# RECORDED DATA start

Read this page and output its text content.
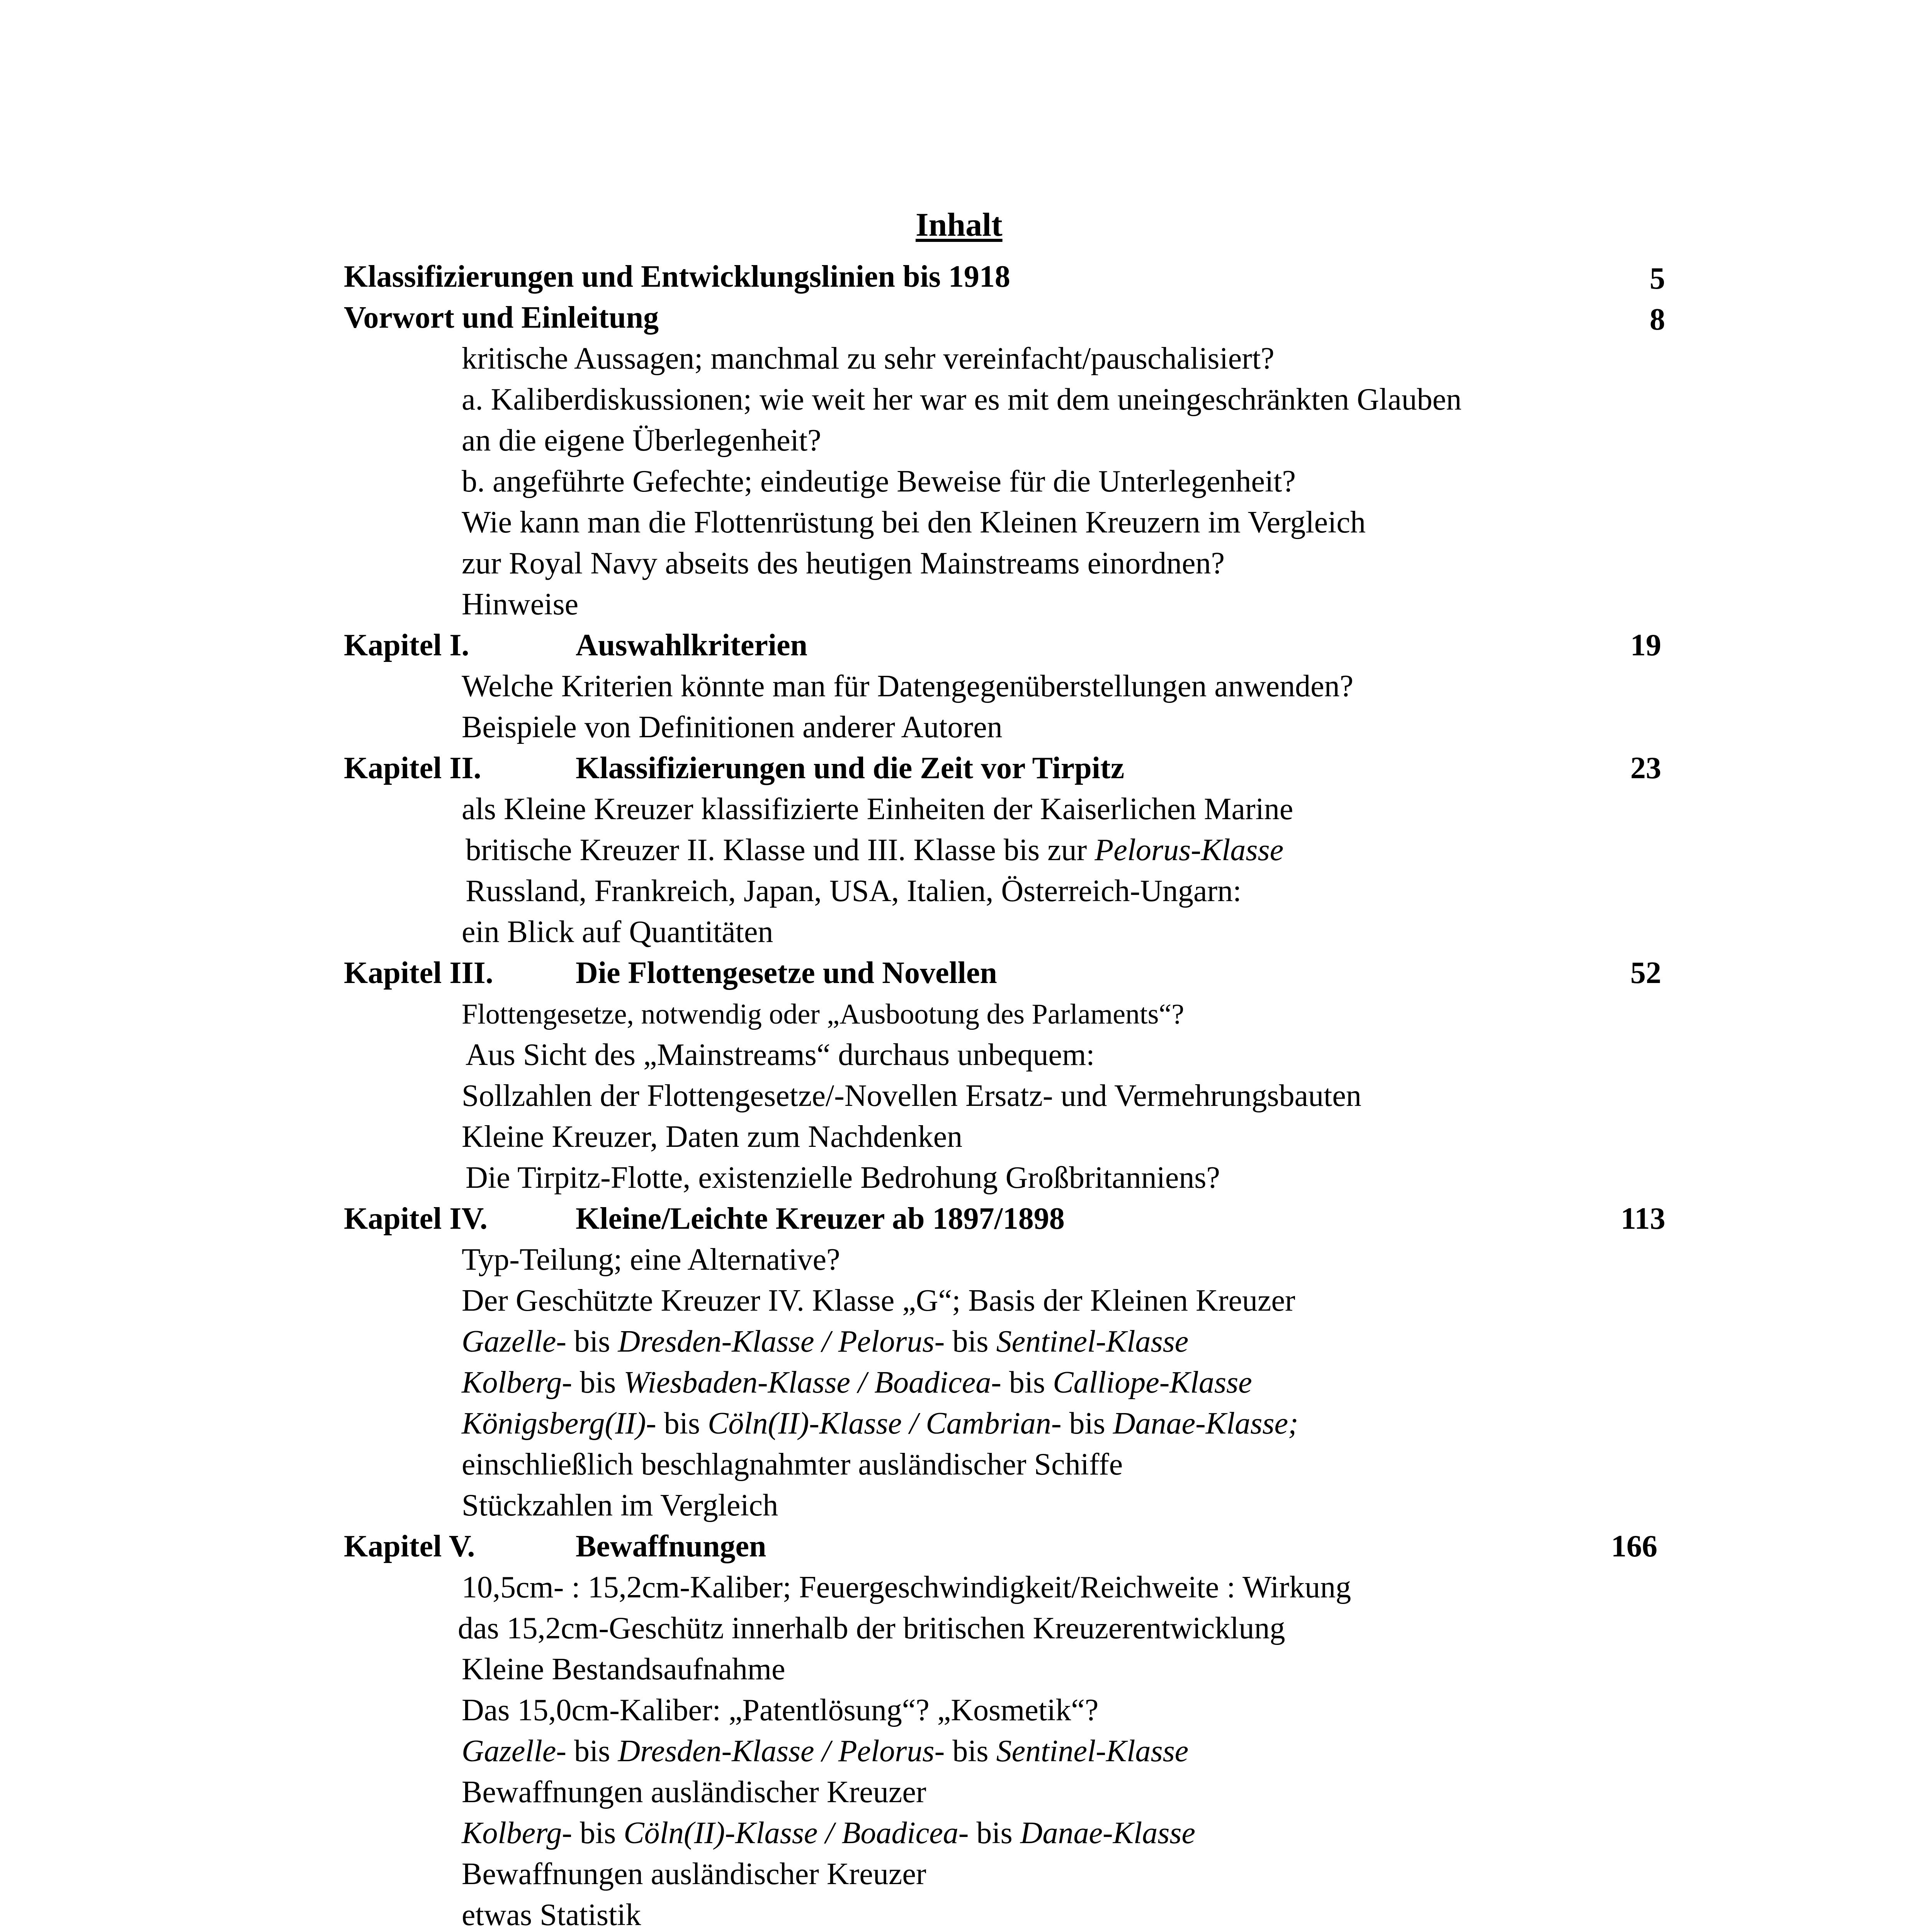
Inhalt
Klassifizierungen und Entwicklungslinien bis 1918	5
Vorwort und Einleitung	8
kritische Aussagen; manchmal zu sehr vereinfacht/pauschalisiert?
a. Kaliberdiskussionen; wie weit her war es mit dem uneingeschränkten Glauben
an die eigene Überlegenheit?
b. angeführte Gefechte; eindeutige Beweise für die Unterlegenheit?
Wie kann man die Flottenrüstung bei den Kleinen Kreuzern im Vergleich
zur Royal Navy abseits des heutigen Mainstreams einordnen?
Hinweise
Kapitel I.	Auswahlkriterien	19
Welche Kriterien könnte man für Datengegenüberstellungen anwenden?
Beispiele von Definitionen anderer Autoren
Kapitel II.	Klassifizierungen und die Zeit vor Tirpitz	23
als Kleine Kreuzer klassifizierte Einheiten der Kaiserlichen Marine
britische Kreuzer II. Klasse und III. Klasse bis zur Pelorus-Klasse
Russland, Frankreich, Japan, USA, Italien, Österreich-Ungarn:
ein Blick auf Quantitäten
Kapitel III.	Die Flottengesetze und Novellen	52
Flottengesetze, notwendig oder „Ausbootung des Parlaments“?
Aus Sicht des „Mainstreams“ durchaus unbequem:
Sollzahlen der Flottengesetze/-Novellen Ersatz- und Vermehrungsbauten
Kleine Kreuzer, Daten zum Nachdenken
Die Tirpitz-Flotte, existenzielle Bedrohung Großbritanniens?
Kapitel IV.	Kleine/Leichte Kreuzer ab 1897/1898	113
Typ-Teilung; eine Alternative?
Der Geschützte Kreuzer IV. Klasse „G“; Basis der Kleinen Kreuzer
Gazelle- bis Dresden-Klasse / Pelorus- bis Sentinel-Klasse
Kolberg- bis Wiesbaden-Klasse / Boadicea- bis Calliope-Klasse
Königsberg(II)- bis Cöln(II)-Klasse / Cambrian- bis Danae-Klasse;
einschließlich beschlagnahmter ausländischer Schiffe
Stückzahlen im Vergleich
Kapitel V.	Bewaffnungen	166
10,5cm- : 15,2cm-Kaliber; Feuergeschwindigkeit/Reichweite : Wirkung
das 15,2cm-Geschütz innerhalb der britischen Kreuzerentwicklung
Kleine Bestandsaufnahme
Das 15,0cm-Kaliber: „Patentlösung“? „Kosmetik“?
Gazelle- bis Dresden-Klasse / Pelorus- bis Sentinel-Klasse
Bewaffnungen ausländischer Kreuzer
Kolberg- bis Cöln(II)-Klasse / Boadicea- bis Danae-Klasse
Bewaffnungen ausländischer Kreuzer
etwas Statistik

# RECORDED DATA end

:: TASK TO CARRY OUT ::
Output all the records, word for word, with no pictures in the copy.

:: EXPECTED ANSWER ::
Read this page and output its text content.
Inhalt
Klassifizierungen und Entwicklungslinien bis 1918	5
Vorwort und Einleitung	8
kritische Aussagen; manchmal zu sehr vereinfacht/pauschalisiert?
a. Kaliberdiskussionen; wie weit her war es mit dem uneingeschränkten Glauben
an die eigene Überlegenheit?
b. angeführte Gefechte; eindeutige Beweise für die Unterlegenheit?
Wie kann man die Flottenrüstung bei den Kleinen Kreuzern im Vergleich
zur Royal Navy abseits des heutigen Mainstreams einordnen?
Hinweise
Kapitel I.	Auswahlkriterien	19
Welche Kriterien könnte man für Datengegenüberstellungen anwenden?
Beispiele von Definitionen anderer Autoren
Kapitel II.	Klassifizierungen und die Zeit vor Tirpitz	23
als Kleine Kreuzer klassifizierte Einheiten der Kaiserlichen Marine
britische Kreuzer II. Klasse und III. Klasse bis zur Pelorus-Klasse
Russland, Frankreich, Japan, USA, Italien, Österreich-Ungarn:
ein Blick auf Quantitäten
Kapitel III.	Die Flottengesetze und Novellen	52
Flottengesetze, notwendig oder „Ausbootung des Parlaments“?
Aus Sicht des „Mainstreams“ durchaus unbequem:
Sollzahlen der Flottengesetze/-Novellen Ersatz- und Vermehrungsbauten
Kleine Kreuzer, Daten zum Nachdenken
Die Tirpitz-Flotte, existenzielle Bedrohung Großbritanniens?
Kapitel IV.	Kleine/Leichte Kreuzer ab 1897/1898	113
Typ-Teilung; eine Alternative?
Der Geschützte Kreuzer IV. Klasse „G“; Basis der Kleinen Kreuzer
Gazelle- bis Dresden-Klasse / Pelorus- bis Sentinel-Klasse
Kolberg- bis Wiesbaden-Klasse / Boadicea- bis Calliope-Klasse
Königsberg(II)- bis Cöln(II)-Klasse / Cambrian- bis Danae-Klasse;
einschließlich beschlagnahmter ausländischer Schiffe
Stückzahlen im Vergleich
Kapitel V.	Bewaffnungen	166
10,5cm- : 15,2cm-Kaliber; Feuergeschwindigkeit/Reichweite : Wirkung
das 15,2cm-Geschütz innerhalb der britischen Kreuzerentwicklung
Kleine Bestandsaufnahme
Das 15,0cm-Kaliber: „Patentlösung“? „Kosmetik“?
Gazelle- bis Dresden-Klasse / Pelorus- bis Sentinel-Klasse
Bewaffnungen ausländischer Kreuzer
Kolberg- bis Cöln(II)-Klasse / Boadicea- bis Danae-Klasse
Bewaffnungen ausländischer Kreuzer
etwas Statistik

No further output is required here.